Pick out every line in the data below that holds "from".

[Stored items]
┄┄┄┄┄┄┄┄┄┄┄┄┄┄┄┄┄┄┄┄

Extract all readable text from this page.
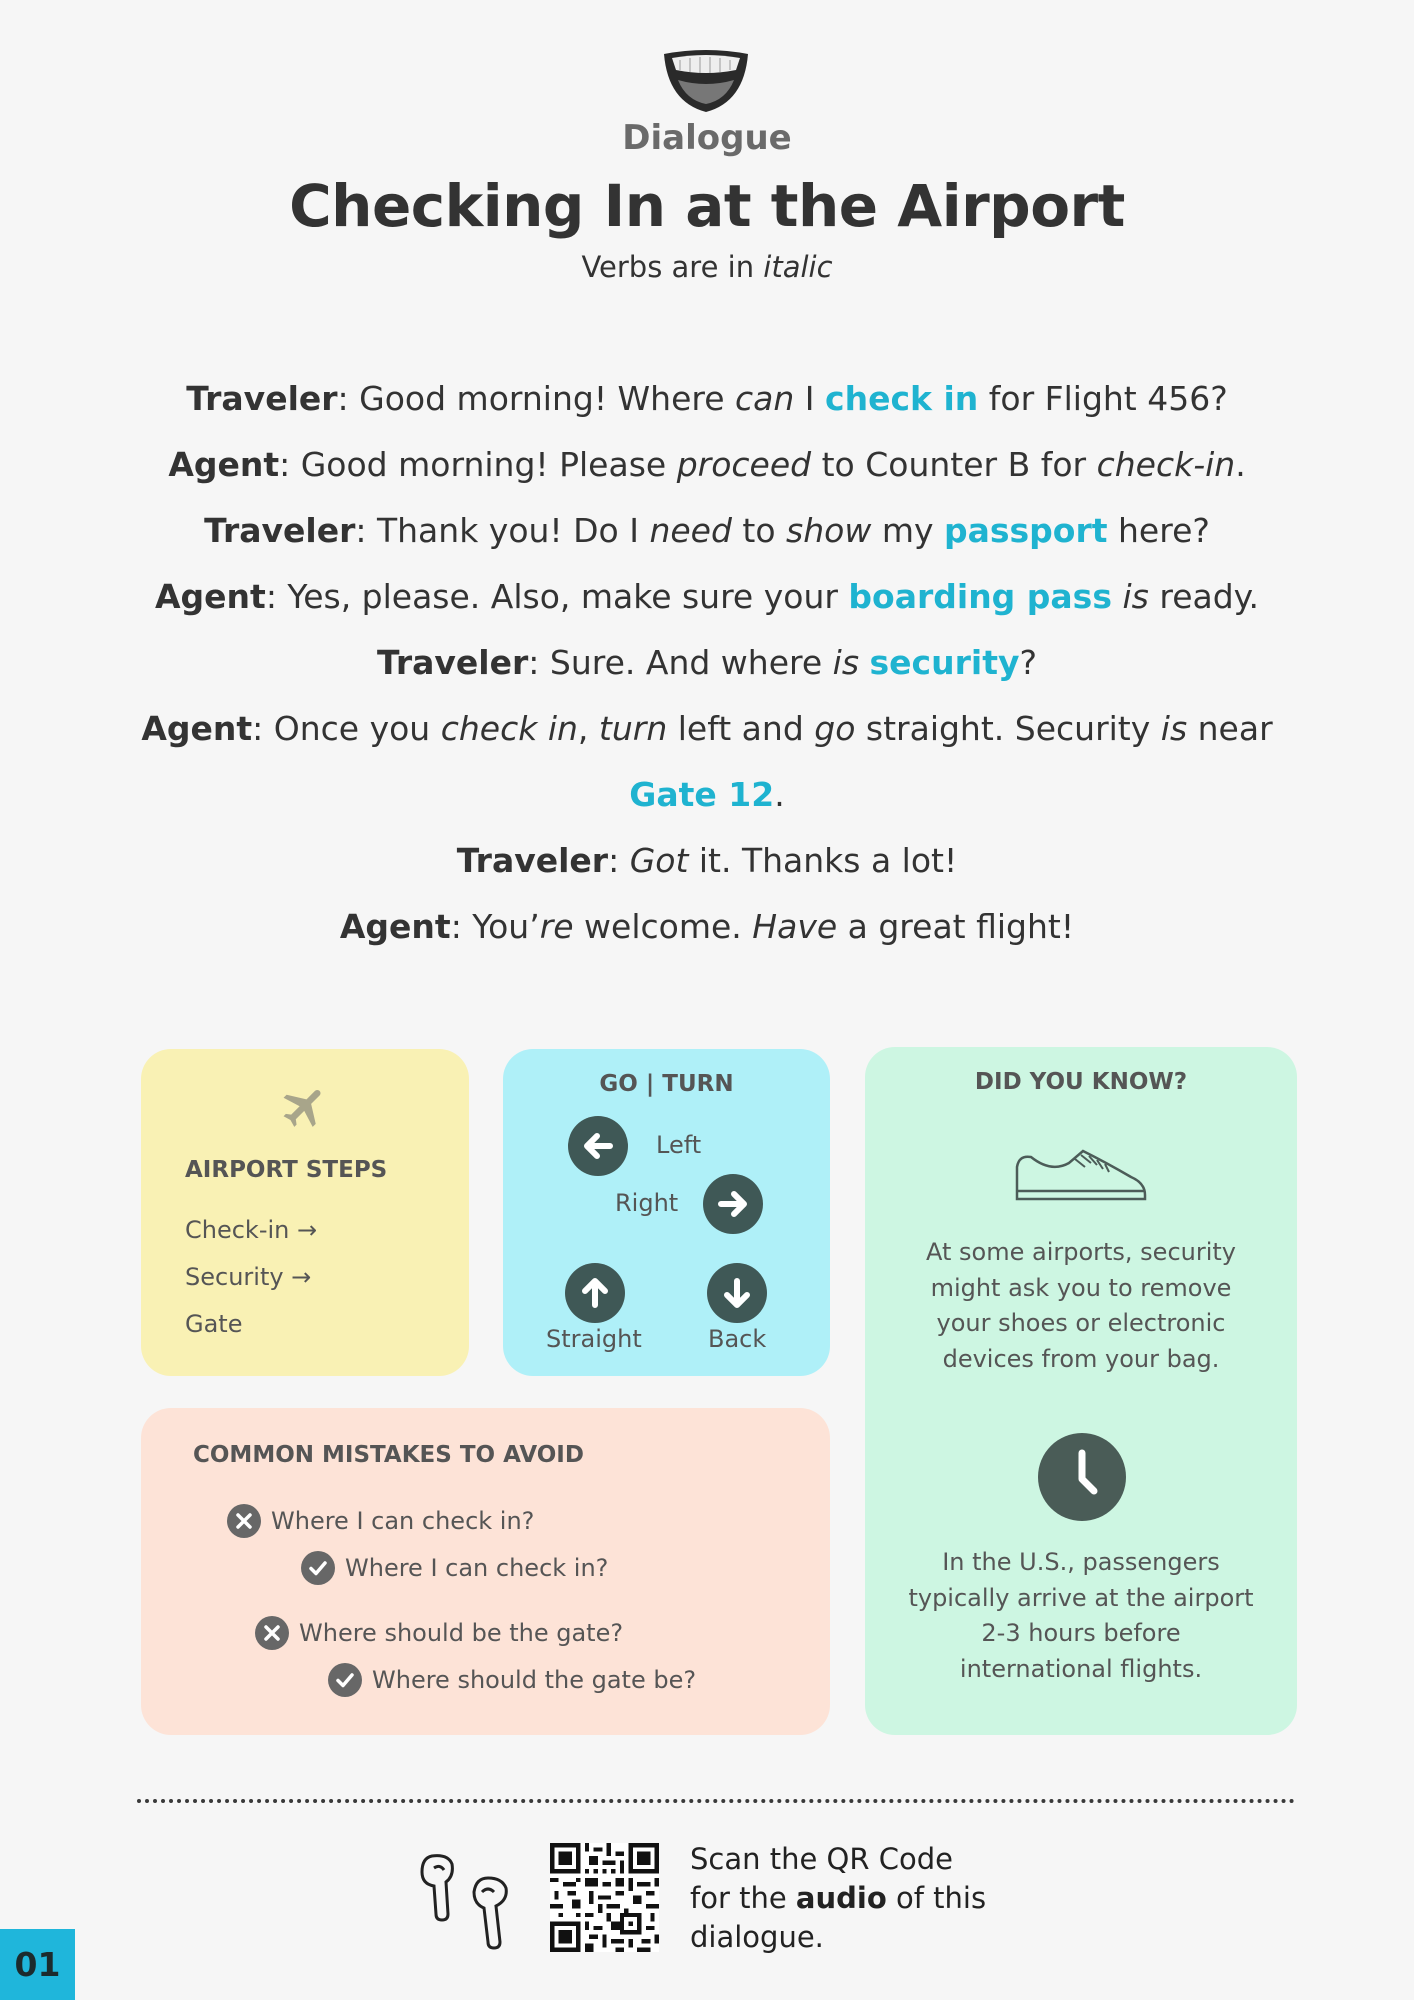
Dialogue
Checking In at the Airport
Verbs are in italic
Traveler: Good morning! Where can I check in for Flight 456?
Agent: Good morning! Please proceed to Counter B for check-in.
Traveler: Thank you! Do I need to show my passport here?
Agent: Yes, please. Also, make sure your boarding pass is ready.
Traveler: Sure. And where is security?
Agent: Once you check in, turn left and go straight. Security is near
Gate 12.
Traveler: Got it. Thanks a lot!
Agent: You’re welcome. Have a great flight!
AIRPORT STEPS
Check-in →
Security →
Gate
GO | TURN
Left
Right
Straight	Back
DID YOU KNOW?
At some airports, security might ask you to remove your shoes or electronic devices from your bag.
In the U.S., passengers typically arrive at the airport 2-3 hours before international flights.
COMMON MISTAKES TO AVOID
Where I can check in?
Where I can check in?
Where should be the gate?
Where should the gate be?
Scan the QR Code
for the audio of this
dialogue.
01
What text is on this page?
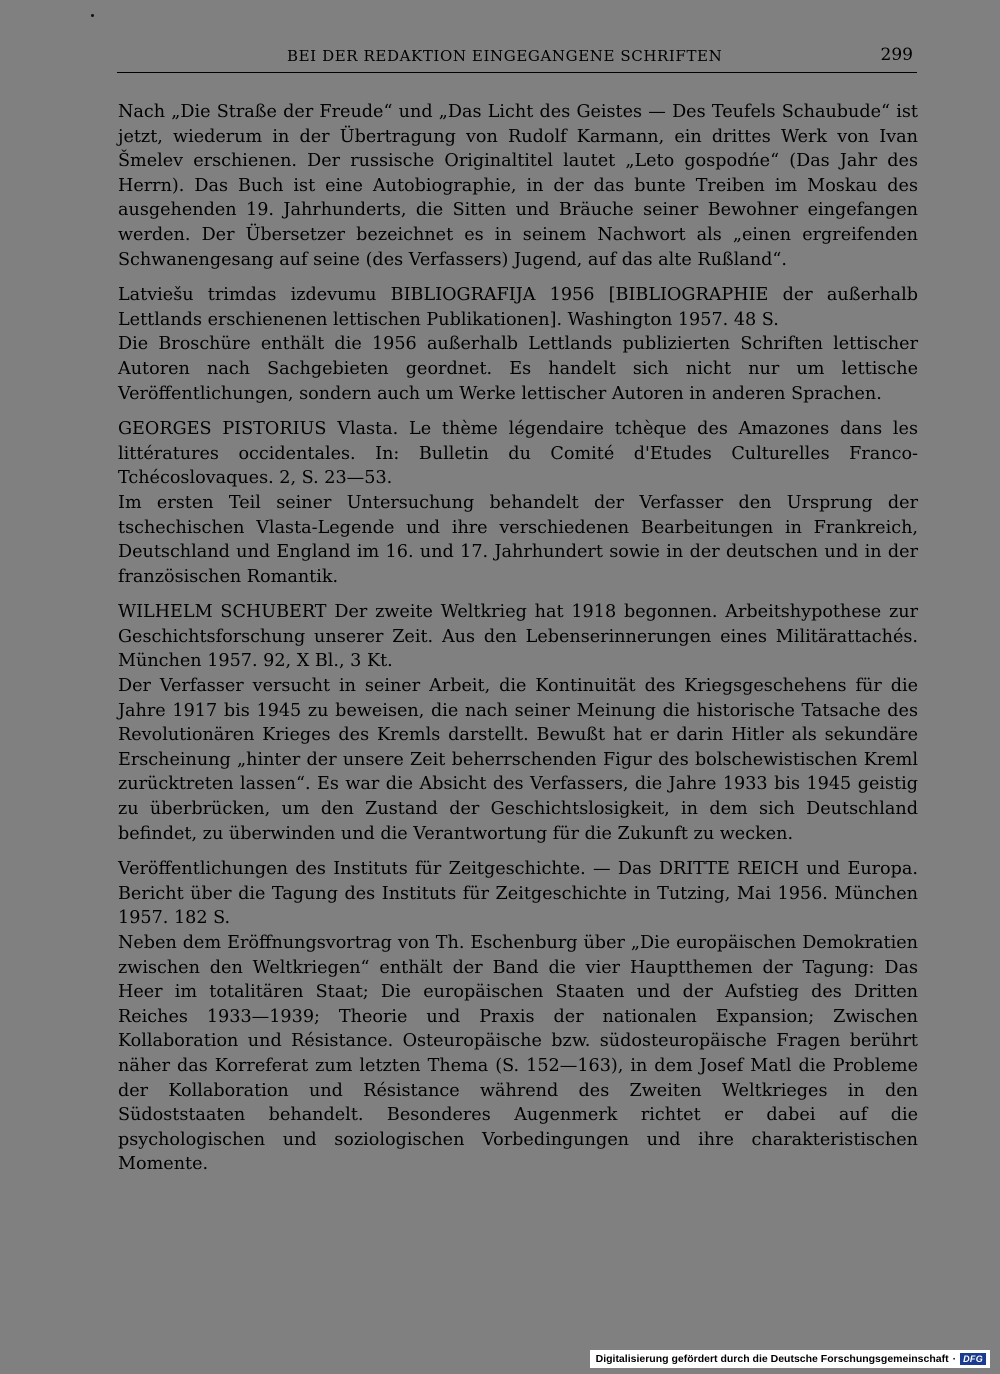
BEI DER REDAKTION EINGEGANGENE SCHRIFTEN	299

Nach „Die Straße der Freude“ und „Das Licht des Geistes — Des Teufels Schaubude“ ist jetzt, wiederum in der Übertragung von Rudolf Karmann, ein drittes Werk von Ivan Šmelev erschienen. Der russische Originaltitel lautet „Leto gospodńe“ (Das Jahr des Herrn). Das Buch ist eine Autobiographie, in der das bunte Treiben im Moskau des ausgehenden 19. Jahrhunderts, die Sitten und Bräuche seiner Bewohner eingefangen werden. Der Übersetzer bezeichnet es in seinem Nachwort als „einen ergreifenden Schwanengesang auf seine (des Verfassers) Jugend, auf das alte Rußland“.

Latviešu trimdas izdevumu BIBLIOGRAFIJA 1956 [BIBLIOGRAPHIE der außerhalb Lettlands erschienenen lettischen Publikationen]. Washington 1957. 48 S.

Die Broschüre enthält die 1956 außerhalb Lettlands publizierten Schriften lettischer Autoren nach Sachgebieten geordnet. Es handelt sich nicht nur um lettische Veröffentlichungen, sondern auch um Werke lettischer Autoren in anderen Sprachen.

GEORGES PISTORIUS Vlasta. Le thème légendaire tchèque des Amazones dans les littératures occidentales. In: Bulletin du Comité d'Etudes Culturelles Franco-Tchécoslovaques. 2, S. 23—53.

Im ersten Teil seiner Untersuchung behandelt der Verfasser den Ursprung der tschechischen Vlasta-Legende und ihre verschiedenen Bearbeitungen in Frankreich, Deutschland und England im 16. und 17. Jahrhundert sowie in der deutschen und in der französischen Romantik.

WILHELM SCHUBERT Der zweite Weltkrieg hat 1918 begonnen. Arbeitshypothese zur Geschichtsforschung unserer Zeit. Aus den Lebenserinnerungen eines Militärattachés. München 1957. 92, X Bl., 3 Kt.

Der Verfasser versucht in seiner Arbeit, die Kontinuität des Kriegsgeschehens für die Jahre 1917 bis 1945 zu beweisen, die nach seiner Meinung die historische Tatsache des Revolutionären Krieges des Kremls darstellt. Bewußt hat er darin Hitler als sekundäre Erscheinung „hinter der unsere Zeit beherrschenden Figur des bolschewistischen Kreml zurücktreten lassen“. Es war die Absicht des Verfassers, die Jahre 1933 bis 1945 geistig zu überbrücken, um den Zustand der Geschichtslosigkeit, in dem sich Deutschland befindet, zu überwinden und die Verantwortung für die Zukunft zu wecken.

Veröffentlichungen des Instituts für Zeitgeschichte. — Das DRITTE REICH und Europa. Bericht über die Tagung des Instituts für Zeitgeschichte in Tutzing, Mai 1956. München 1957. 182 S.

Neben dem Eröffnungsvortrag von Th. Eschenburg über „Die europäischen Demokratien zwischen den Weltkriegen“ enthält der Band die vier Hauptthemen der Tagung: Das Heer im totalitären Staat; Die europäischen Staaten und der Aufstieg des Dritten Reiches 1933—1939; Theorie und Praxis der nationalen Expansion; Zwischen Kollaboration und Résistance. Osteuropäische bzw. südosteuropäische Fragen berührt näher das Korreferat zum letzten Thema (S. 152—163), in dem Josef Matl die Probleme der Kollaboration und Résistance während des Zweiten Weltkrieges in den Südoststaaten behandelt. Besonderes Augenmerk richtet er dabei auf die psychologischen und soziologischen Vorbedingungen und ihre charakteristischen Momente.

Digitalisierung gefördert durch die Deutsche Forschungsgemeinschaft · DFG
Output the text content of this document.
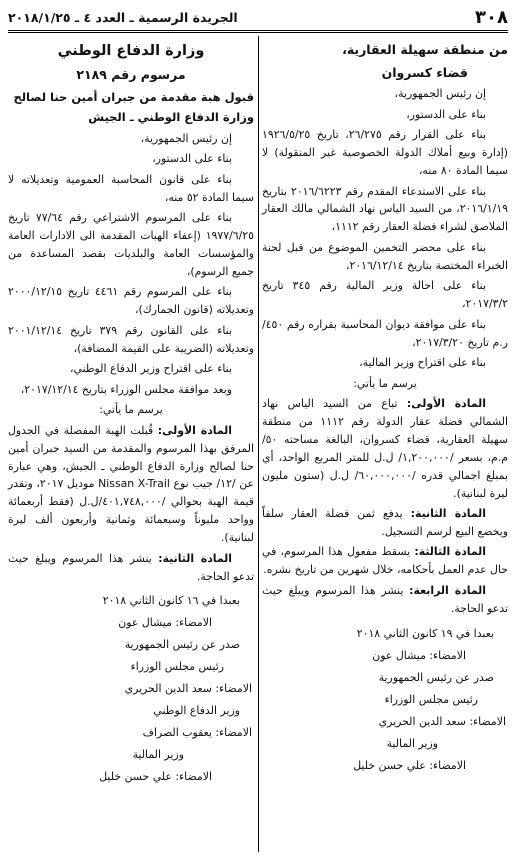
٣٠٨
الجريدة الرسمية ـ العدد ٤ ـ ٢٠١٨/١/٢٥

من منطقة سهيلة العقارية،

قضاء كسروان

إن رئيس الجمهورية،

بناء على الدستور،

بناء على القرار رقم ٢٦/٢٧٥، تاريخ ١٩٢٦/٥/٢٥ (إدارة وبيع أملاك الدولة الخصوصية غير المنقولة) لا سيما المادة ٨٠ منه،

بناء على الاستدعاء المقدم رقم ٢٠١٦/٦٢٢٣ بتاريخ ٢٠١٦/١/١٩، من السيد الياس نهاد الشمالي مالك العقار الملاصق لشراء فضلة العقار رقم ١١١٢،

بناء على محضر التخمين الموضوع من قبل لجنة الخبراء المختصة بتاريخ ٢٠١٦/١٢/١٤،

بناء على احالة وزير المالية رقم ٣٤٥ تاريخ ٢٠١٧/٣/٢،

بناء على موافقة ديوان المحاسبة بقراره رقم ٤٥٠/ر.م تاريخ ٢٠١٧/٣/٢٠،

بناء على اقتراح وزير المالية،

يرسم ما يأتي:

المادة الأولى: تباع من السيد الياس نهاد الشمالي فضلة عقار الدولة رقم ١١١٢ من منطقة سهيلة العقارية، قضاء كسروان، البالغة مساحته ٥٠/ م.م، بسعر /١,٢٠٠,٠٠٠/ ل.ل للمتر المربع الواحد، أي بمبلغ اجمالي قدره /٦٠,٠٠٠,٠٠٠/ ل.ل (ستون مليون ليرة لبنانية).

المادة الثانية: يدفع ثمن فضلة العقار سلفاً ويخضع البيع لرسم التسجيل.

المادة الثالثة: يسقط مفعول هذا المرسوم، في حال عدم العمل بأحكامه، خلال شهرين من تاريخ نشره.

المادة الرابعة: ينشر هذا المرسوم ويبلغ حيث تدعو الحاجة.

بعبدا في ١٩ كانون الثاني ٢٠١٨

الامضاء: ميشال عون

صدر عن رئيس الجمهورية

رئيس مجلس الوزراء

الامضاء: سعد الدين الحريري

وزير المالية

الامضاء: علي حسن خليل

وزارة الدفاع الوطني

مرسوم رقم ٢١٨٩

قبول هبة مقدمة من جبران أمين حنا لصالح وزارة الدفاع الوطني ـ الجيش

إن رئيس الجمهورية،

بناء على الدستور،

بناء على قانون المحاسبة العمومية وتعديلاته لا سيما المادة ٥٢ منه،

بناء على المرسوم الاشتراعي رقم ٧٧/٦٤ تاريخ ١٩٧٧/٦/٢٥ (إعفاء الهبات المقدمة الى الادارات العامة والمؤسسات العامة والبلديات بقصد المساعدة من جميع الرسوم)،

بناء على المرسوم رقم ٤٤٦١ تاريخ ٢٠٠٠/١٢/١٥ وتعديلاته (قانون الجمارك)،

بناء على القانون رقم ٣٧٩ تاريخ ٢٠٠١/١٢/١٤ وتعديلاته (الضريبة على القيمة المضافة)،

بناء على اقتراح وزير الدفاع الوطني،

وبعد موافقة مجلس الوزراء بتاريخ ٢٠١٧/١٢/١٤،

يرسم ما يأتي:

المادة الأولى: قُبلت الهبة المفصلة في الجدول المرفق بهذا المرسوم والمقدمة من السيد جبران أمين حنا لصالح وزارة الدفاع الوطني ـ الجيش، وهي عبارة عن /١٢/ جيب نوع Nissan X-Trail موديل ٢٠١٧، وتقدر قيمة الهبة بحوالي /٤٠١,٧٤٨,٠٠٠/ل.ل (فقط أربعمائة وواحد مليوناً وسبعمائة وثمانية وأربعون ألف ليرة لبنانية).

المادة الثانية: ينشر هذا المرسوم ويبلغ حيث تدعو الحاجة.

بعبدا في ١٦ كانون الثاني ٢٠١٨

الامضاء: ميشال عون

صدر عن رئيس الجمهورية

رئيس مجلس الوزراء

الامضاء: سعد الدين الحريري

وزير الدفاع الوطني

الامضاء: يعقوب الصراف

وزير المالية

الامضاء: علي حسن خليل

┄┄┄┄┄┄┄┄┄┄┄┄┄┄┄┄┄┄┄┄

:: RESULT OF THE TASK ::
Extract all readable text from this page.
At some airports, security might ask you to remove your shoes or electronic devices from your bag.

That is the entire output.